:: Data lines

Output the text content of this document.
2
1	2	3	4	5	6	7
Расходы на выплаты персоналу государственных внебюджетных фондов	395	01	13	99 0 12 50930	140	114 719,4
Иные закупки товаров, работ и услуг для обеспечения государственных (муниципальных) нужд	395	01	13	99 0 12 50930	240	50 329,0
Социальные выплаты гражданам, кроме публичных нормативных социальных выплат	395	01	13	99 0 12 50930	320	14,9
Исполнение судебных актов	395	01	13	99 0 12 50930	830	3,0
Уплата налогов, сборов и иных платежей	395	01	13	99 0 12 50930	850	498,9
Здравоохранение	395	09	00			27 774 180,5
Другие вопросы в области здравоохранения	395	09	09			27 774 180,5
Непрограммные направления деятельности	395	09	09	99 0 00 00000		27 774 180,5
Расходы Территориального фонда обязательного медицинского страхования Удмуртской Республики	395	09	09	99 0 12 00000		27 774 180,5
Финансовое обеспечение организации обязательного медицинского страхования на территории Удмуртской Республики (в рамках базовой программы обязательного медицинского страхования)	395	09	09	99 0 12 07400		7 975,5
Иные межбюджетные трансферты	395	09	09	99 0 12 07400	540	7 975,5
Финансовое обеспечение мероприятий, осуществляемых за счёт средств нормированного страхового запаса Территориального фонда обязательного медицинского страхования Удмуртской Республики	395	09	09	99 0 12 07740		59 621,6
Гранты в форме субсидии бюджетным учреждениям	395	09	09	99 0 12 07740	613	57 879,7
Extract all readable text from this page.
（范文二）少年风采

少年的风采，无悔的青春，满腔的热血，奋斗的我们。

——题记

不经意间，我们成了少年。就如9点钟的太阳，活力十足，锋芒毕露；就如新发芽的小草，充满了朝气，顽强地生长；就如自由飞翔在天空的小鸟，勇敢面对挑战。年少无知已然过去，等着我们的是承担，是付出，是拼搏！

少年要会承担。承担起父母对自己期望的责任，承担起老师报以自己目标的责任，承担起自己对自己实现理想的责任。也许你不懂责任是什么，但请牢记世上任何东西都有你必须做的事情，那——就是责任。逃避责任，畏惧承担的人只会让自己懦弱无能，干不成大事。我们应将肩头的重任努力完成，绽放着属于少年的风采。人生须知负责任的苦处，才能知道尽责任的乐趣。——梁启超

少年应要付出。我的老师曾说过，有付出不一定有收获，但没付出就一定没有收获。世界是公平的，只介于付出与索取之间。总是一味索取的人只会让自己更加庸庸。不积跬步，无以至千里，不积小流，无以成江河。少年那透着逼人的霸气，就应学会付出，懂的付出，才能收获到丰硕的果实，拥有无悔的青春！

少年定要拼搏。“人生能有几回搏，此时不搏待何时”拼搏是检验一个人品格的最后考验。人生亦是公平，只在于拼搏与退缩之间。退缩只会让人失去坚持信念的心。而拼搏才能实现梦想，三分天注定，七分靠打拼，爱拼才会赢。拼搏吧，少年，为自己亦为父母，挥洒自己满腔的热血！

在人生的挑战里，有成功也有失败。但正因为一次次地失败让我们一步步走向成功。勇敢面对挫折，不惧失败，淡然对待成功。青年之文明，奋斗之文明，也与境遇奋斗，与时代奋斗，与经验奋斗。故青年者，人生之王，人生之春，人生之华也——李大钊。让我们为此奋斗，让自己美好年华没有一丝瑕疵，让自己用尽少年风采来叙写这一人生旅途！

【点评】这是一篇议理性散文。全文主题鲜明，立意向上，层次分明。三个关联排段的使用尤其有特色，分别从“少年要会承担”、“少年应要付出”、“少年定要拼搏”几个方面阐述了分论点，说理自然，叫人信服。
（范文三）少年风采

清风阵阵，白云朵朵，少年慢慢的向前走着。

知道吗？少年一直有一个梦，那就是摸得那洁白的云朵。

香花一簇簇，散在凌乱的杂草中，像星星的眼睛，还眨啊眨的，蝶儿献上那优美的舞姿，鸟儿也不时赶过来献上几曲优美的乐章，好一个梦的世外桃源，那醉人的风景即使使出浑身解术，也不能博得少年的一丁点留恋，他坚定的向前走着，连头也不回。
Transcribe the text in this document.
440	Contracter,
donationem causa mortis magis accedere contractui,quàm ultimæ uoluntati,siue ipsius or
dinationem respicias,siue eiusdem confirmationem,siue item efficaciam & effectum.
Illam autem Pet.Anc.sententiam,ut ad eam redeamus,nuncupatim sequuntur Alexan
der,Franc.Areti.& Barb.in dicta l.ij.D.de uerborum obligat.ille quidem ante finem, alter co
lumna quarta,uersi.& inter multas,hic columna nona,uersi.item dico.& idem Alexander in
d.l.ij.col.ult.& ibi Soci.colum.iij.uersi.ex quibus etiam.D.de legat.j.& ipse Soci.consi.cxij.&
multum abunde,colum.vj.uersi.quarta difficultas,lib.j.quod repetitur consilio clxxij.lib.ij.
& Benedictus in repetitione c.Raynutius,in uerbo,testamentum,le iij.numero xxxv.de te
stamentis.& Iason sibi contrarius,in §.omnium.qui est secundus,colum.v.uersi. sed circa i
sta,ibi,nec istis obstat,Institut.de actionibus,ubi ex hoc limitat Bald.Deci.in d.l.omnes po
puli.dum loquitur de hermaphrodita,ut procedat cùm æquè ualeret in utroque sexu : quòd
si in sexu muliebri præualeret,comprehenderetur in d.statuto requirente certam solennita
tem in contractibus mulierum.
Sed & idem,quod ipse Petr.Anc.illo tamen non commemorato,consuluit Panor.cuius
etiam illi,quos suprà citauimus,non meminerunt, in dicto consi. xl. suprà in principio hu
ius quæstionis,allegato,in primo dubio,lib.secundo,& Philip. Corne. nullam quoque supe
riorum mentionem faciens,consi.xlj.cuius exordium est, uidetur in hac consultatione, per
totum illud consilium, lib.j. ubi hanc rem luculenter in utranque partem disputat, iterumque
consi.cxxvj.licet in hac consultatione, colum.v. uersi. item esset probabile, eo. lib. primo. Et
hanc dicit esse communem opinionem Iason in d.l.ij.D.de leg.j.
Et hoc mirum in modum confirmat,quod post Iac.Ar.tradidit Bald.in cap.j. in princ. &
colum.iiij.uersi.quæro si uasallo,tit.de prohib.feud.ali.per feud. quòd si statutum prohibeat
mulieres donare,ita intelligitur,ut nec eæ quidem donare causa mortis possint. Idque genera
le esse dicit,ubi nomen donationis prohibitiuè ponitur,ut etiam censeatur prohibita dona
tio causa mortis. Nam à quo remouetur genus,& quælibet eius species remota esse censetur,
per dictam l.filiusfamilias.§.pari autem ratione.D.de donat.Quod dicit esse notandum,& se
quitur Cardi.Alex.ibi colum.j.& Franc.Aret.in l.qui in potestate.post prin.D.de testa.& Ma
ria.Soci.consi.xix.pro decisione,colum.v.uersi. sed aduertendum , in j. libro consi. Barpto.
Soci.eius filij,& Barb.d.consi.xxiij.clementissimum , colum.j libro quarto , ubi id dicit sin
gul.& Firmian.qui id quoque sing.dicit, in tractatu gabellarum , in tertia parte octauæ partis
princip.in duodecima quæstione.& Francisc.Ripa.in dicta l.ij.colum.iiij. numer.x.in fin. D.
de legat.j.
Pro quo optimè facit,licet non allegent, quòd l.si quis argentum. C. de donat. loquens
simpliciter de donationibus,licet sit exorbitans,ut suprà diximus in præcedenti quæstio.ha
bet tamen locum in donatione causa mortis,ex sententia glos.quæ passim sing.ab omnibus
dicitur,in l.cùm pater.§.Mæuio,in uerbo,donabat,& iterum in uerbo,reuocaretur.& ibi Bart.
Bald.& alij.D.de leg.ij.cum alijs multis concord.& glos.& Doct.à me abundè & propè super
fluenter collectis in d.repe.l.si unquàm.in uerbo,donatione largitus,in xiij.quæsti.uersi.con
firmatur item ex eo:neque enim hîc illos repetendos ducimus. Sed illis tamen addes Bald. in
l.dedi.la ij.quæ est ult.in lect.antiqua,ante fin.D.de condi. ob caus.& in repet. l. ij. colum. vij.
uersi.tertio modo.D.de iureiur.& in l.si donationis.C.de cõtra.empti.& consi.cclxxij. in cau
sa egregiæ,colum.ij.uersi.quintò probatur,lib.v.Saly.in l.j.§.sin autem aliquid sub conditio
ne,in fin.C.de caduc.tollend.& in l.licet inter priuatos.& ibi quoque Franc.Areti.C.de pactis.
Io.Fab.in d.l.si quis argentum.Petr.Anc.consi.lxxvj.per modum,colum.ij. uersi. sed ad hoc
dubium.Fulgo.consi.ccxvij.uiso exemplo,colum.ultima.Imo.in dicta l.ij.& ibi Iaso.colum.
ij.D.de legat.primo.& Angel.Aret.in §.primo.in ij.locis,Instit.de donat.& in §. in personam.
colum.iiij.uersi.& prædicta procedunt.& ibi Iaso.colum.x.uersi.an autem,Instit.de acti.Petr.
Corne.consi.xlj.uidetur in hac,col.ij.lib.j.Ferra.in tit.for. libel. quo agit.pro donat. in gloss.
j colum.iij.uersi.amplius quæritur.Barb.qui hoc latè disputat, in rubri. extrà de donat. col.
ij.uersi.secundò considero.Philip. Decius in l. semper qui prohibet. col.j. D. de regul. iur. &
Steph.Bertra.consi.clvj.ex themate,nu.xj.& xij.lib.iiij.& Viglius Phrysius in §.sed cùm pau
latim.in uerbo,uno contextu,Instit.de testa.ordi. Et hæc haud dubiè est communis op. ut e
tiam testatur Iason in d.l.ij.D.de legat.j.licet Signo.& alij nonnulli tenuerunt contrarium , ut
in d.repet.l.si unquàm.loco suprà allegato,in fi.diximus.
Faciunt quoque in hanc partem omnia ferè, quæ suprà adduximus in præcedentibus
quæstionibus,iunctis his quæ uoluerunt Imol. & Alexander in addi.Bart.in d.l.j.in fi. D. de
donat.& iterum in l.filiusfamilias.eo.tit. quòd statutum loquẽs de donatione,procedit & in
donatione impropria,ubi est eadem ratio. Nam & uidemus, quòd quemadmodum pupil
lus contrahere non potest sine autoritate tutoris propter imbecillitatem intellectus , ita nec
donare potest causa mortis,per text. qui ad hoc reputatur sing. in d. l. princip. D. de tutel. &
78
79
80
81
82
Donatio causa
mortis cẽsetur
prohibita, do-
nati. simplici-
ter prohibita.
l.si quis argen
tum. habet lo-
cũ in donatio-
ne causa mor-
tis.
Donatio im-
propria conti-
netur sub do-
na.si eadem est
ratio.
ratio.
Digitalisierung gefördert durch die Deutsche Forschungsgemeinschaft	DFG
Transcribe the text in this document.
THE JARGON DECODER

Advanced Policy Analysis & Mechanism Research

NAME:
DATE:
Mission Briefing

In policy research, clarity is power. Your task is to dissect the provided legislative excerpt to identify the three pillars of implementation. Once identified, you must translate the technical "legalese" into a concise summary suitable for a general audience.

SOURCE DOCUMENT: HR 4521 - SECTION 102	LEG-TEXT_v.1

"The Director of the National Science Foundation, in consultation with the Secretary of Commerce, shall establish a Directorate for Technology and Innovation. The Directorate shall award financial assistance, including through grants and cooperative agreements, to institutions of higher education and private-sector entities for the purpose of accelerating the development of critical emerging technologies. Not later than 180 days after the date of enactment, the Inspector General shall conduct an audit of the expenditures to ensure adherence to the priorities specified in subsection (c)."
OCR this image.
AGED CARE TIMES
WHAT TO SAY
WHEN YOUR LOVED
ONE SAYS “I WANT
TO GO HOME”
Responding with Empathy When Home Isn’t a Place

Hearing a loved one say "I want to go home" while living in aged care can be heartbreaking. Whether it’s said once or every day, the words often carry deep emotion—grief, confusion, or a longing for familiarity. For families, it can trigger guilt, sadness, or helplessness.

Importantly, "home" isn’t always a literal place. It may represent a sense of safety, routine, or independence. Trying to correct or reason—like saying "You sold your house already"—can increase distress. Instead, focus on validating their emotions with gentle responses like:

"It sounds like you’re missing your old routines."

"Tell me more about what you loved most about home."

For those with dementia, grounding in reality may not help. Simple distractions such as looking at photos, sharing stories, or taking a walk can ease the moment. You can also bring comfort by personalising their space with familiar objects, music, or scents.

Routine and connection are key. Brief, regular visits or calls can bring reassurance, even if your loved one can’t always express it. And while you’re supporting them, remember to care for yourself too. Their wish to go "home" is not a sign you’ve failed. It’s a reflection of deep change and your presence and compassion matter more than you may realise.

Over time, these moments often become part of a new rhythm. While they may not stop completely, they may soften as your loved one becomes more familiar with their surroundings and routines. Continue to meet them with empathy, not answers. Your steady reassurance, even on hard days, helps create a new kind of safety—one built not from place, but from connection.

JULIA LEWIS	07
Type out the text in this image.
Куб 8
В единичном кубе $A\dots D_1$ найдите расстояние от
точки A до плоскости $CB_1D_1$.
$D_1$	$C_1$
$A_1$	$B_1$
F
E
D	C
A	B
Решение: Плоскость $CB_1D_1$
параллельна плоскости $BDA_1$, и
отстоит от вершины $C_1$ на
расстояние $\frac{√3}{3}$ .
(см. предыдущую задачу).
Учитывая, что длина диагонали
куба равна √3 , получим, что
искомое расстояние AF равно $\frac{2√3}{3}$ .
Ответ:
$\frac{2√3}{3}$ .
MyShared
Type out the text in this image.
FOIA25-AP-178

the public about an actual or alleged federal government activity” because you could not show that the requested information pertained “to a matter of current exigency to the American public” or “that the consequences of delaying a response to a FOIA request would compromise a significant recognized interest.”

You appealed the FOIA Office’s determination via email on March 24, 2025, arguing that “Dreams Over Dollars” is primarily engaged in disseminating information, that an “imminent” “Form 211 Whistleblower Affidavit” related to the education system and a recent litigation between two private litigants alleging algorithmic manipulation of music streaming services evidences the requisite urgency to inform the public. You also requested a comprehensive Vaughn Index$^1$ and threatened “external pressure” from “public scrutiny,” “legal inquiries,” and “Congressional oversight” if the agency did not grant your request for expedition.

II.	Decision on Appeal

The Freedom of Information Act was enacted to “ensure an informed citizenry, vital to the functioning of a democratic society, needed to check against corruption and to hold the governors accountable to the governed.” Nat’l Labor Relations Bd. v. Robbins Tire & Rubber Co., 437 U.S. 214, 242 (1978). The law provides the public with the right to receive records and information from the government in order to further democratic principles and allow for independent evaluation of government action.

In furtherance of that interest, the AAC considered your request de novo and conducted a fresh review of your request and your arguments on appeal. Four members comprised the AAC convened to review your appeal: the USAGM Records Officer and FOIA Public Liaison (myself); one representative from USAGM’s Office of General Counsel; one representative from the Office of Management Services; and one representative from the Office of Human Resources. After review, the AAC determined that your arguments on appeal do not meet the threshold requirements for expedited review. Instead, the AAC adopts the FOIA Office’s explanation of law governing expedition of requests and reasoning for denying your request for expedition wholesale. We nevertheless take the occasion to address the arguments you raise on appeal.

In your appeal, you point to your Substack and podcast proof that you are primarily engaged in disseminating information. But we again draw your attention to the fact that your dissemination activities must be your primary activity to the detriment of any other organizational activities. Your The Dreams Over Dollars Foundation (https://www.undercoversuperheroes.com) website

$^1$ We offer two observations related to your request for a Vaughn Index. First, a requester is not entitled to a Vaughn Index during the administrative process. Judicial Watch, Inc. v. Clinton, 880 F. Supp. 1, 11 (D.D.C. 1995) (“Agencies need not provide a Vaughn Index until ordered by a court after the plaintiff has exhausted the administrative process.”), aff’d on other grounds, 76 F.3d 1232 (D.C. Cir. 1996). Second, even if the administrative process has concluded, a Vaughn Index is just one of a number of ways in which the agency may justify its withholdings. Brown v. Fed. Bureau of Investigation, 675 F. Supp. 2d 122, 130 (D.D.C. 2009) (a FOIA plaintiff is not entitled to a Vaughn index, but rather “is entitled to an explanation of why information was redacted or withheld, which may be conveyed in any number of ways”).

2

::::

Directions for this task ▸ List each line in the listing that contains the string "quoque".

Full answer ▸
ius quæstionis,allegato,in primo dubio,lib.secundo,& Philip. Corne. nullam quoque supe
gul.& Firmian.qui id quoque sing.dicit, in tractatu gabellarum , in tertia parte octauæ partis
ne,in fin.C.de caduc.tollend.& in l.licet inter priuatos.& ibi quoque Franc.Areti.C.de pactis.
Faciunt quoque in hanc partem omnia ferè, quæ suprà adduximus in præcedentibus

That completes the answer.